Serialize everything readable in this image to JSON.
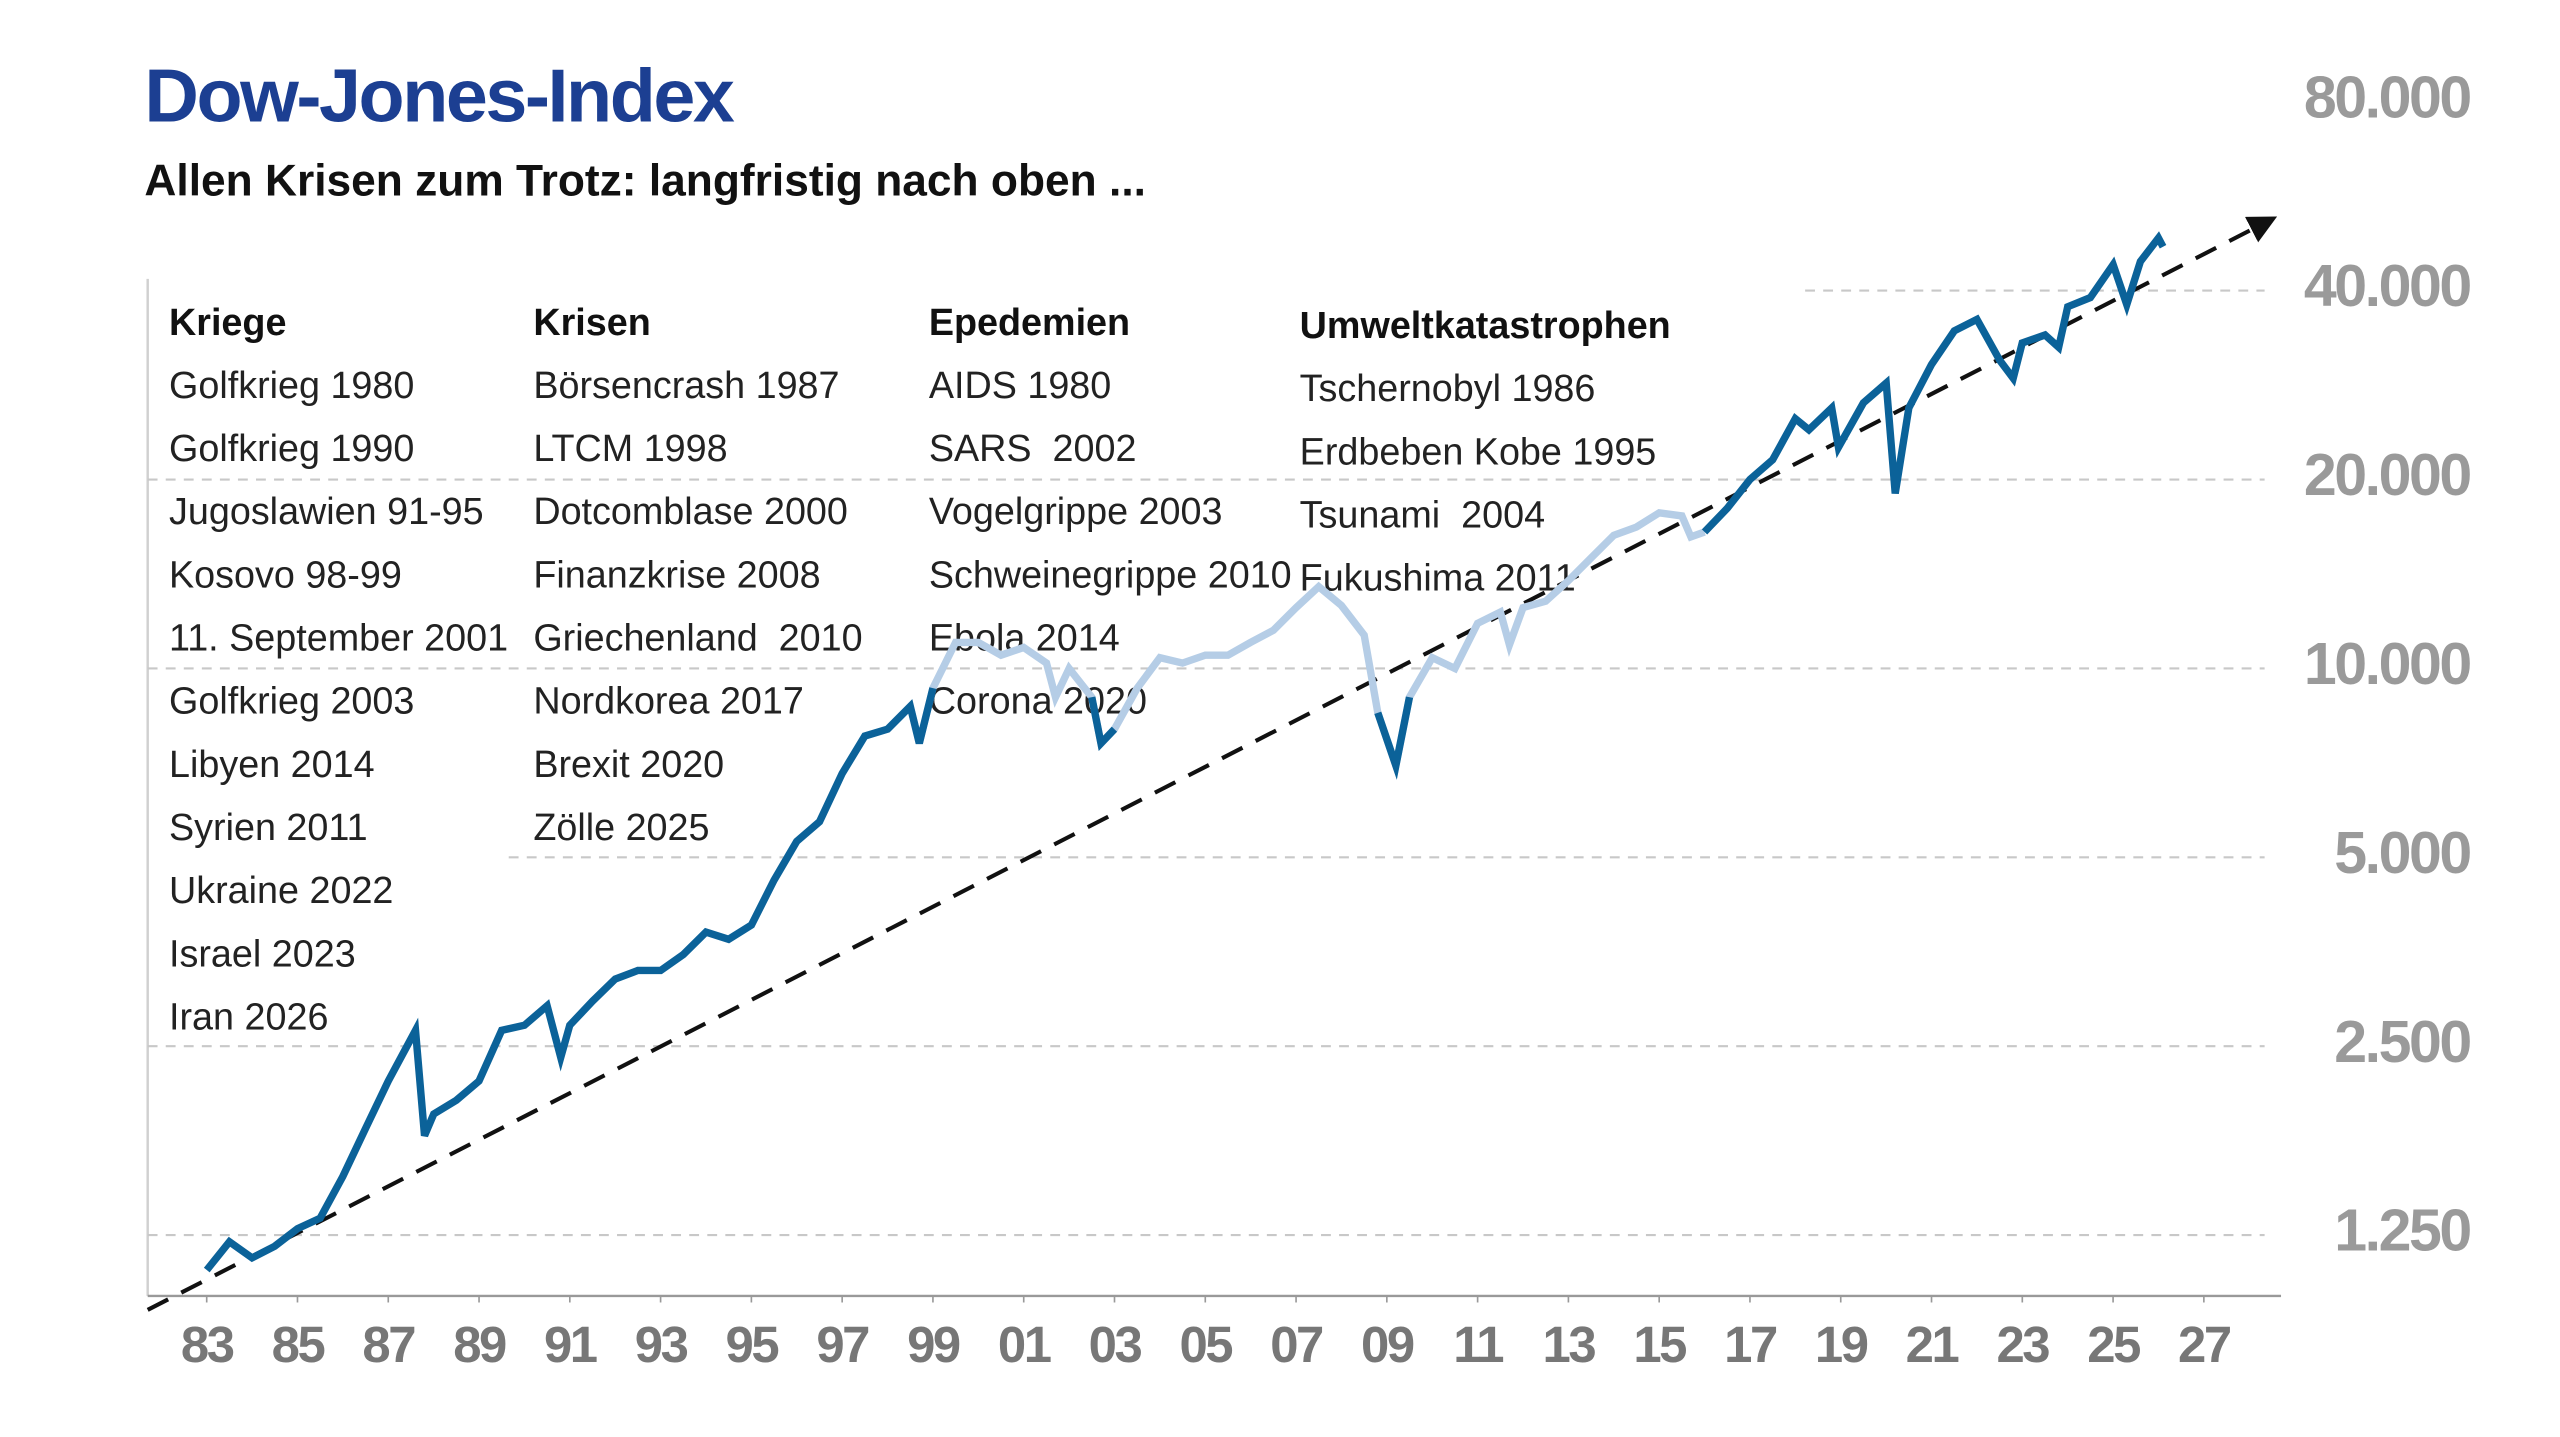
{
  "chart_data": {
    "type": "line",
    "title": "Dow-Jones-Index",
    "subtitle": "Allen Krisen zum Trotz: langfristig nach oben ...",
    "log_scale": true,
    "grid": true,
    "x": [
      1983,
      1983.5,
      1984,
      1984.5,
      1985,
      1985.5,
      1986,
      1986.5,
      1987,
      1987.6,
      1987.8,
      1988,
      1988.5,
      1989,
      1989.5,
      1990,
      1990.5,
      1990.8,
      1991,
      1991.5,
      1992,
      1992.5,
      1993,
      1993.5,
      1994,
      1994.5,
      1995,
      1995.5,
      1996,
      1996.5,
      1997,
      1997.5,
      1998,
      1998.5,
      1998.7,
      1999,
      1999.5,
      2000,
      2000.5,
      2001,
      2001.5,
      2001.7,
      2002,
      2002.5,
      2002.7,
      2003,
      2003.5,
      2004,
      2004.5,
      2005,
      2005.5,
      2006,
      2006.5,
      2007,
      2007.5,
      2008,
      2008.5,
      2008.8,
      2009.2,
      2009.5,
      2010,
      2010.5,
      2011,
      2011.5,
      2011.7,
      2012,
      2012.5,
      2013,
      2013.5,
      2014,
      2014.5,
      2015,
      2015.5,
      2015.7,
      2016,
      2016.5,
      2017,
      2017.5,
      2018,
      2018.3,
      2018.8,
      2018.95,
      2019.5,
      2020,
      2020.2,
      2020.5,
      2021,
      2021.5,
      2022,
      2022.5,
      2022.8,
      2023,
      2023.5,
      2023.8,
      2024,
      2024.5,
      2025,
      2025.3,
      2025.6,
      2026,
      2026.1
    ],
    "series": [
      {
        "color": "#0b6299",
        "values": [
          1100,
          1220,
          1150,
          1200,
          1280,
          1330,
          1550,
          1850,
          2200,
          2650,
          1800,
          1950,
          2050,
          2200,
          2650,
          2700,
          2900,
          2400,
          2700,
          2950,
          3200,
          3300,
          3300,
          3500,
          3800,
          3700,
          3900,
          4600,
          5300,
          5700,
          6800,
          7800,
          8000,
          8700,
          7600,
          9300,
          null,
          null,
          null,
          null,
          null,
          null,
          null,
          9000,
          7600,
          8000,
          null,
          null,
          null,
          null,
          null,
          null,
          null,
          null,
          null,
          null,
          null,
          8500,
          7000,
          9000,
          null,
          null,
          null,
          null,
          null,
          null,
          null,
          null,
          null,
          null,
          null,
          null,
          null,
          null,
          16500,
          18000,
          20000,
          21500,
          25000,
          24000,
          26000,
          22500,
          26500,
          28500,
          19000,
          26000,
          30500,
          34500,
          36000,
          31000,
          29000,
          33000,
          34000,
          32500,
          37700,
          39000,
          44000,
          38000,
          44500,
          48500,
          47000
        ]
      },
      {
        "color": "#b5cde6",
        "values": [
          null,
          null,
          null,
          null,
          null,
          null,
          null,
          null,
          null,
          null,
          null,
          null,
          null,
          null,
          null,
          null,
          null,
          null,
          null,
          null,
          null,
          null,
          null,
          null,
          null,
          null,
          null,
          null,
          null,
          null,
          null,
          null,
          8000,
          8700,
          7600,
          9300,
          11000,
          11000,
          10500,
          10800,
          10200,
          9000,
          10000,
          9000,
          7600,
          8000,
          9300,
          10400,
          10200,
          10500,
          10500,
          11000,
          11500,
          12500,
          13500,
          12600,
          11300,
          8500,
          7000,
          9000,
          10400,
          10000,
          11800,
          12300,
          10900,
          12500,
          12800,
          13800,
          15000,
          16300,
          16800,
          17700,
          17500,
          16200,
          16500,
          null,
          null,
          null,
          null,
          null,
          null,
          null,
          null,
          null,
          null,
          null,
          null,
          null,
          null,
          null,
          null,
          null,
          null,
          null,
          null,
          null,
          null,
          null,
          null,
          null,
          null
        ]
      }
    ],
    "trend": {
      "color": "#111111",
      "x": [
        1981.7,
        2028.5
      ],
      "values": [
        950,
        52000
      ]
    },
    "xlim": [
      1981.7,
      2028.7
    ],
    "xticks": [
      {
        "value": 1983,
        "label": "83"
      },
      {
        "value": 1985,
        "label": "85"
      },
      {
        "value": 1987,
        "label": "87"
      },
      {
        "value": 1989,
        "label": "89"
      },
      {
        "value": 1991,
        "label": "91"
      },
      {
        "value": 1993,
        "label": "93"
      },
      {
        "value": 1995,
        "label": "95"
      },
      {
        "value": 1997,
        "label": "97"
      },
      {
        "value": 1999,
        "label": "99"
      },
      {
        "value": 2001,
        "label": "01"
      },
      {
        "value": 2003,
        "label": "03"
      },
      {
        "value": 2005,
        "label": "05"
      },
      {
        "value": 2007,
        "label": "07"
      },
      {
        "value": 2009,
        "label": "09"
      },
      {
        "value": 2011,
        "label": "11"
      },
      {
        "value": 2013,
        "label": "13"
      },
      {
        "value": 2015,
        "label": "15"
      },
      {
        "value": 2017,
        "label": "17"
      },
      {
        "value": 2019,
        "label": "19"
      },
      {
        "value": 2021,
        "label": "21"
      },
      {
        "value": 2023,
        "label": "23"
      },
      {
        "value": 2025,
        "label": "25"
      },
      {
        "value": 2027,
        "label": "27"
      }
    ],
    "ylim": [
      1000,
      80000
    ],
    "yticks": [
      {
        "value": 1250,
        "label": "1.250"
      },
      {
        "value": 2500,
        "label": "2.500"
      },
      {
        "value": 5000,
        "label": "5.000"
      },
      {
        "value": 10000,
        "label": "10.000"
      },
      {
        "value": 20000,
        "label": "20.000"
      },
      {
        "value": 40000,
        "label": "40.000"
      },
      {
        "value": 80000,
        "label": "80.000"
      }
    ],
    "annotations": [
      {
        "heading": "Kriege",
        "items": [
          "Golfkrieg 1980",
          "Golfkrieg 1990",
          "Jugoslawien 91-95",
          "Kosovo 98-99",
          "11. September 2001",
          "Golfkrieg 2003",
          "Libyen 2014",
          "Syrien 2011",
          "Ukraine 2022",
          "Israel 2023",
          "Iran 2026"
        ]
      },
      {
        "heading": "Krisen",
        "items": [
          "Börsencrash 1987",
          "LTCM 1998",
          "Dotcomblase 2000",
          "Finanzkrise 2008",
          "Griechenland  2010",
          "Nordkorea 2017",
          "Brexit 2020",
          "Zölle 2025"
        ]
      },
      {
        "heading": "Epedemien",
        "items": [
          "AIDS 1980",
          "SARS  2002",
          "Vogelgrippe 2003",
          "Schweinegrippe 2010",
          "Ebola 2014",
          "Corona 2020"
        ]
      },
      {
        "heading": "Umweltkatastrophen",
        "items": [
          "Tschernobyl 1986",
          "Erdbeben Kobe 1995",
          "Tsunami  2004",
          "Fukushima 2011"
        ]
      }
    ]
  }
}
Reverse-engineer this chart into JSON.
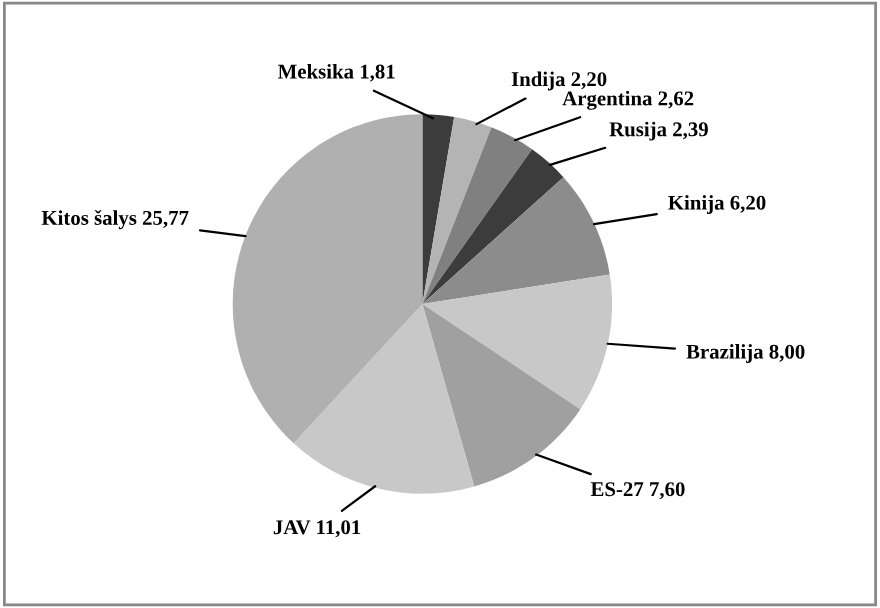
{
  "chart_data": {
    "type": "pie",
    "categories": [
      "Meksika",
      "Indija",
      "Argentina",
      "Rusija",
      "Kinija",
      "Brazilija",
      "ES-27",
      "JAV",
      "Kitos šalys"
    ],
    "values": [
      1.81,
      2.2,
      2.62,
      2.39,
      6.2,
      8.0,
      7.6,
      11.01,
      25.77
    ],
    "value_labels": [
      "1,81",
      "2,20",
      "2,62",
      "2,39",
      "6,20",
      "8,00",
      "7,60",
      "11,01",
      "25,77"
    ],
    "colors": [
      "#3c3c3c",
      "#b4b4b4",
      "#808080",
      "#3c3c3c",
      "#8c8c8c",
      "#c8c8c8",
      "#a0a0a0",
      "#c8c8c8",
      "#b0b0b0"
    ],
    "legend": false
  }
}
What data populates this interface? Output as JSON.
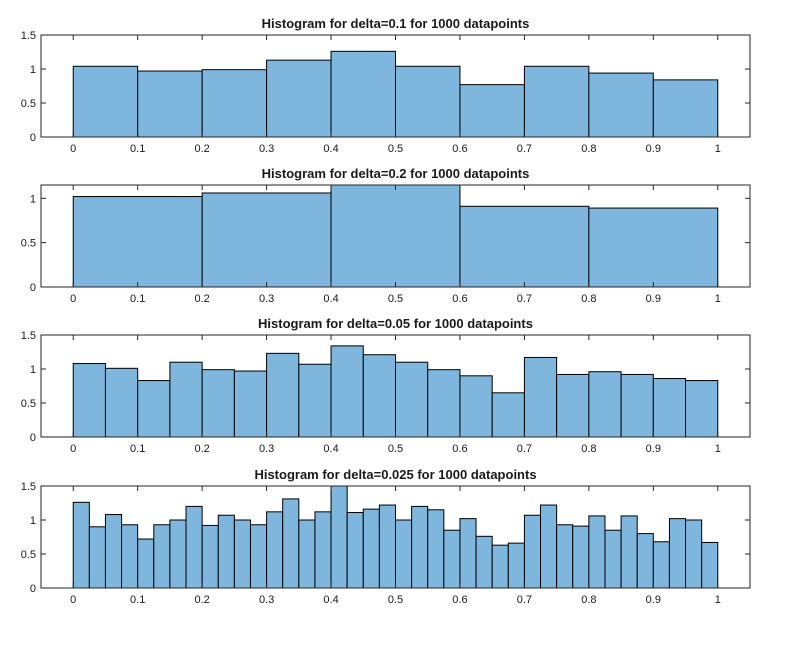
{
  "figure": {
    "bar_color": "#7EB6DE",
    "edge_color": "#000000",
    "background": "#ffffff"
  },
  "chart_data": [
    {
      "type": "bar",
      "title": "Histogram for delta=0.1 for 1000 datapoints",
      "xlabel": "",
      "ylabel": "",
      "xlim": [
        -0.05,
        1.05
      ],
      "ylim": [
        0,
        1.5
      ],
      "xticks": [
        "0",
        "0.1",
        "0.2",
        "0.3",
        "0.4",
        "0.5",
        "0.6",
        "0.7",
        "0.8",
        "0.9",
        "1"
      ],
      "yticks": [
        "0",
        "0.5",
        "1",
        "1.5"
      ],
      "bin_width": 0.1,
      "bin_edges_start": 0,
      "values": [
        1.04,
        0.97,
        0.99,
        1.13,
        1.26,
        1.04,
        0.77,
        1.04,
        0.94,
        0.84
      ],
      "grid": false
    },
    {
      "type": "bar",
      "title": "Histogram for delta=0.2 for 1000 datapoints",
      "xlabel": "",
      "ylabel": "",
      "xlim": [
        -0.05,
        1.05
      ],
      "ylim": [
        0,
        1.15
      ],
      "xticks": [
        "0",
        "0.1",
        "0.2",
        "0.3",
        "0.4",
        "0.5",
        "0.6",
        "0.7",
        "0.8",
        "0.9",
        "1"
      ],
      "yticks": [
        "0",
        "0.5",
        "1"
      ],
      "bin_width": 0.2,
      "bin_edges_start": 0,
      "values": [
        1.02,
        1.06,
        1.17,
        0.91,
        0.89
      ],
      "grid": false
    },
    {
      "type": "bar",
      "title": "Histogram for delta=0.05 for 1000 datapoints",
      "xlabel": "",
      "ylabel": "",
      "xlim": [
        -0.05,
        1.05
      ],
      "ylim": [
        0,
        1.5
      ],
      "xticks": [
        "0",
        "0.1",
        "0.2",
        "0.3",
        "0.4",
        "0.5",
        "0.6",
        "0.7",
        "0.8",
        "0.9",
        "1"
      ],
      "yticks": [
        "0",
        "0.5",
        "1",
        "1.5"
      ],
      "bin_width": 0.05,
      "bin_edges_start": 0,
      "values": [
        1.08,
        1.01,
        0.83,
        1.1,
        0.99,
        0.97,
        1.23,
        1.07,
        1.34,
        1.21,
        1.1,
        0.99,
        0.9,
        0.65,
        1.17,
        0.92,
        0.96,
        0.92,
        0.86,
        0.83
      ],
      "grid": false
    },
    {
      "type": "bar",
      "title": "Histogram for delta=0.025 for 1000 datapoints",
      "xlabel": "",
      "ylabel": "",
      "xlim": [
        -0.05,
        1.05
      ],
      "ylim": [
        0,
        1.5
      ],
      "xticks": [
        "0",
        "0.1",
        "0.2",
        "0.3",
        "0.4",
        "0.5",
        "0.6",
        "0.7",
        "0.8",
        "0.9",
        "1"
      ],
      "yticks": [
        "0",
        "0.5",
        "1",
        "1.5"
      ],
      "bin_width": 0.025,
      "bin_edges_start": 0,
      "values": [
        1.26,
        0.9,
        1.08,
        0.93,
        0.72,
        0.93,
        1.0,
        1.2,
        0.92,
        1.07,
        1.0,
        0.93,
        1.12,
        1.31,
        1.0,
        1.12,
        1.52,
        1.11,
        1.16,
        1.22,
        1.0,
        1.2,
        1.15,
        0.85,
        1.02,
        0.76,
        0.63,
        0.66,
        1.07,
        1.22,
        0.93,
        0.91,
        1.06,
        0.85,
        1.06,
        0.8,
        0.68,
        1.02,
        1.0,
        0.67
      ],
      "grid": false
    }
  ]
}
::::::::::
> **Written task**
Select and copy every line from the records that includes the word "Golfkrieg".

> **Task solution**
          "Golfkrieg 1980",
          "Golfkrieg 1990",
          "Golfkrieg 2003",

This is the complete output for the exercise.